PROBLEM STATEMENT: Echo the listing below word for word, beginning at the line that has "Detect and localize" and stopping after the line that has "amount-cell: 1,608,844,512 [384,249,508,280]". Leave out any picture.

MATERIAL PROVIDED:
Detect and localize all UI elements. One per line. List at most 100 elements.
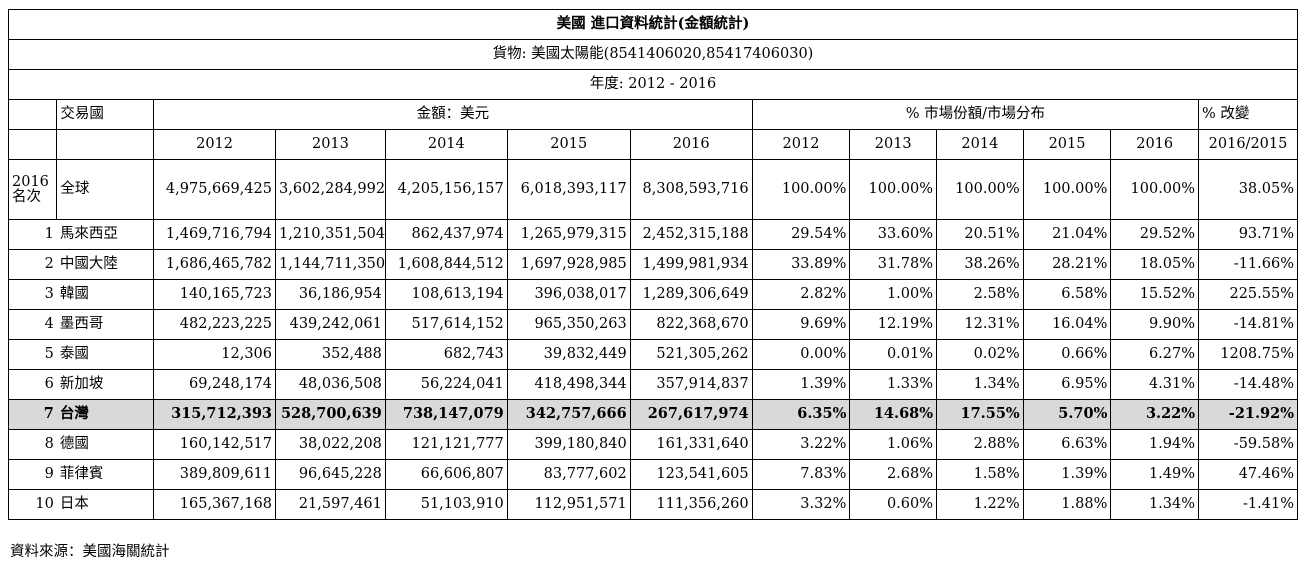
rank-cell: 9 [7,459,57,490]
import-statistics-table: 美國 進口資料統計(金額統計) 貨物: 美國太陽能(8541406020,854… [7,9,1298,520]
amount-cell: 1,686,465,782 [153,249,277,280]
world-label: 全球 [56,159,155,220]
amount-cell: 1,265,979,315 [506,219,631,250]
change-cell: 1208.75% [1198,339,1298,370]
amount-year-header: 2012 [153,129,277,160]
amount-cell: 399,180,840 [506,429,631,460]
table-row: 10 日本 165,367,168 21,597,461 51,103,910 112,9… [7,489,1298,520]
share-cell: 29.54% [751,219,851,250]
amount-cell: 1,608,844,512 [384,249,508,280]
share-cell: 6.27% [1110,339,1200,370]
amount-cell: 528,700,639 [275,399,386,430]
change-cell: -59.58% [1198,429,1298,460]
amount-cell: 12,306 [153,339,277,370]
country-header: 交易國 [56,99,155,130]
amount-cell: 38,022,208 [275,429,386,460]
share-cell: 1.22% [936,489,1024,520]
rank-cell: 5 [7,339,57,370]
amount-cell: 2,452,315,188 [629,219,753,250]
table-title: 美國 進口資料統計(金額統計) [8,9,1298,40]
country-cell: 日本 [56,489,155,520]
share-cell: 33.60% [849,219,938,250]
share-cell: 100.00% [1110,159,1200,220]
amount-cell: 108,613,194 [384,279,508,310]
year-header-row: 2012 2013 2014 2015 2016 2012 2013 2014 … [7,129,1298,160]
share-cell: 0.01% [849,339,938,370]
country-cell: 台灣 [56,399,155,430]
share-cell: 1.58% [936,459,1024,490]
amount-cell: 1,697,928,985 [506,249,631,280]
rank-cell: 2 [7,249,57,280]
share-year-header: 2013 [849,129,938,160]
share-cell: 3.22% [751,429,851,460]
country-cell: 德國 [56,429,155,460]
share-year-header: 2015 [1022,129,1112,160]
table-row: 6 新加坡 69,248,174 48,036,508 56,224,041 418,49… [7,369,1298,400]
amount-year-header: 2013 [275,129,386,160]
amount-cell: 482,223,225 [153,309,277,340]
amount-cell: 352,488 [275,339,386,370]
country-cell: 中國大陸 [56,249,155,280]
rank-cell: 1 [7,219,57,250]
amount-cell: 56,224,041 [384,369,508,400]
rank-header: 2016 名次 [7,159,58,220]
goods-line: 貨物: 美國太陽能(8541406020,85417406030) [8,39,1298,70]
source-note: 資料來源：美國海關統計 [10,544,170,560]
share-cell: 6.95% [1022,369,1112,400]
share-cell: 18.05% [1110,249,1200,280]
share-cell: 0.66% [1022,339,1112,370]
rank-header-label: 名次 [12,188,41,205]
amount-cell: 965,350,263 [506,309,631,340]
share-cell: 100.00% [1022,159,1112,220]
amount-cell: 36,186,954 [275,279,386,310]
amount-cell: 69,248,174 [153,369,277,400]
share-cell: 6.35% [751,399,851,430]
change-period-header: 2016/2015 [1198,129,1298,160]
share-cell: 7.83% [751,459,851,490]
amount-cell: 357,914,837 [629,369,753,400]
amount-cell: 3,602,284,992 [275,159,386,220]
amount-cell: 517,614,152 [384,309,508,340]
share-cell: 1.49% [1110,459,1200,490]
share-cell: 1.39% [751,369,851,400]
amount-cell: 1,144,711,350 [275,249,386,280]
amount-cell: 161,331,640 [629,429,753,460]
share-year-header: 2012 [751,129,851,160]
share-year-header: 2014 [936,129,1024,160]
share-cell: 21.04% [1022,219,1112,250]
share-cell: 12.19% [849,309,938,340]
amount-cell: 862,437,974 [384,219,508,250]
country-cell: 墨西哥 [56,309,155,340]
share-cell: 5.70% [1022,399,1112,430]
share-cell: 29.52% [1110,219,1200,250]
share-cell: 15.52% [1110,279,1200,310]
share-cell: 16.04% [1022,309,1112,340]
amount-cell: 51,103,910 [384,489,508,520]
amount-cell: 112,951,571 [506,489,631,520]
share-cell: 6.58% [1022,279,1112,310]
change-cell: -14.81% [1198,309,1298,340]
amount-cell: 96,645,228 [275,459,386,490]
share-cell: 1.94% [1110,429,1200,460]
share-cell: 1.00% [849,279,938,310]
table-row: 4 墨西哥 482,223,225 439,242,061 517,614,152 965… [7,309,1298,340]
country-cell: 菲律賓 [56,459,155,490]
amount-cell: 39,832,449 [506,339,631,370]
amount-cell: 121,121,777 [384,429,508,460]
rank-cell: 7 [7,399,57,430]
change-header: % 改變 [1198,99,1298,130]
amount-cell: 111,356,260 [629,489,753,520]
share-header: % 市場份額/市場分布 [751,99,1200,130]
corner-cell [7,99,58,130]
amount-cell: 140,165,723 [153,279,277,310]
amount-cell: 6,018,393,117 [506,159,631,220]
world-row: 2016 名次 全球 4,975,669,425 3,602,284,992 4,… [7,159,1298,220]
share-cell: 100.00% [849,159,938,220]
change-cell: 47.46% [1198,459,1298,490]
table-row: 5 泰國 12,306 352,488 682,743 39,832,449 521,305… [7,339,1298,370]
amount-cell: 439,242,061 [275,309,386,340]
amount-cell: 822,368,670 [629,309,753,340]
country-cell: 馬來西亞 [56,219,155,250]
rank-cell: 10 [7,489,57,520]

...

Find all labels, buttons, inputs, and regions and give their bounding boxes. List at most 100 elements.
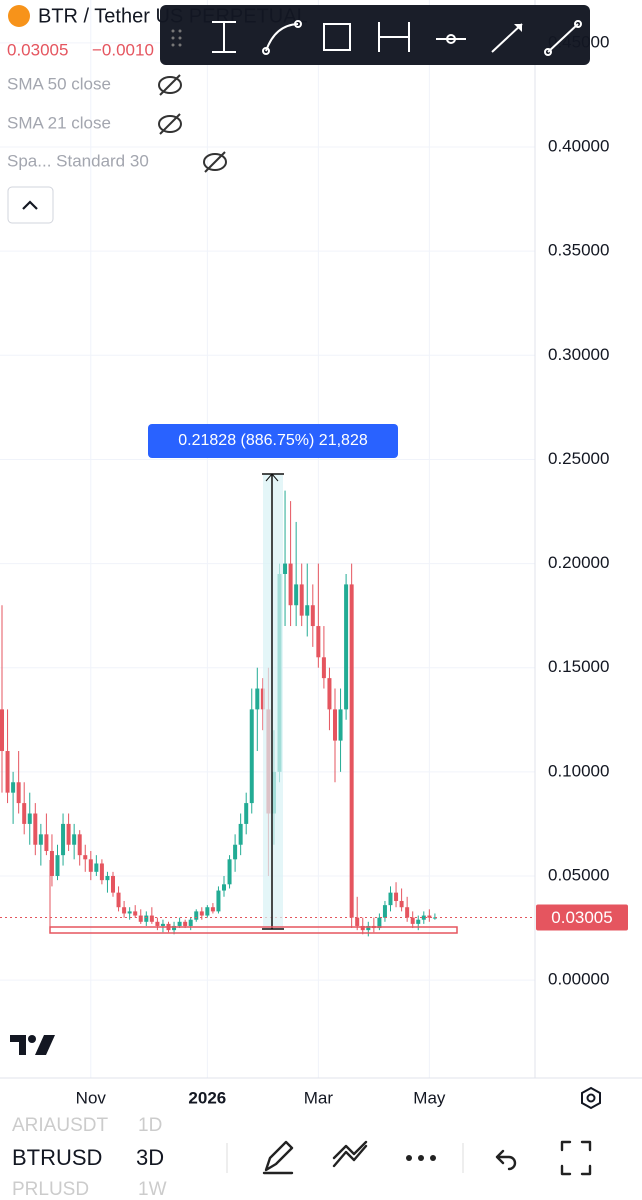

EXPECTED ANSWER:
Detect and localize all UI elements. One per line. List at most 100 elements.
rank-cell: 9 [7,459,57,490]
import-statistics-table: 美國 進口資料統計(金額統計) 貨物: 美國太陽能(8541406020,854… [7,9,1298,520]
amount-cell: 1,686,465,782 [153,249,277,280]
world-label: 全球 [56,159,155,220]
amount-cell: 1,265,979,315 [506,219,631,250]
change-cell: 1208.75% [1198,339,1298,370]
amount-year-header: 2012 [153,129,277,160]
amount-cell: 399,180,840 [506,429,631,460]
table-row: 10 日本 165,367,168 21,597,461 51,103,910 112,9… [7,489,1298,520]
share-cell: 29.54% [751,219,851,250]
amount-cell: 1,608,844,512 [384,249,508,280]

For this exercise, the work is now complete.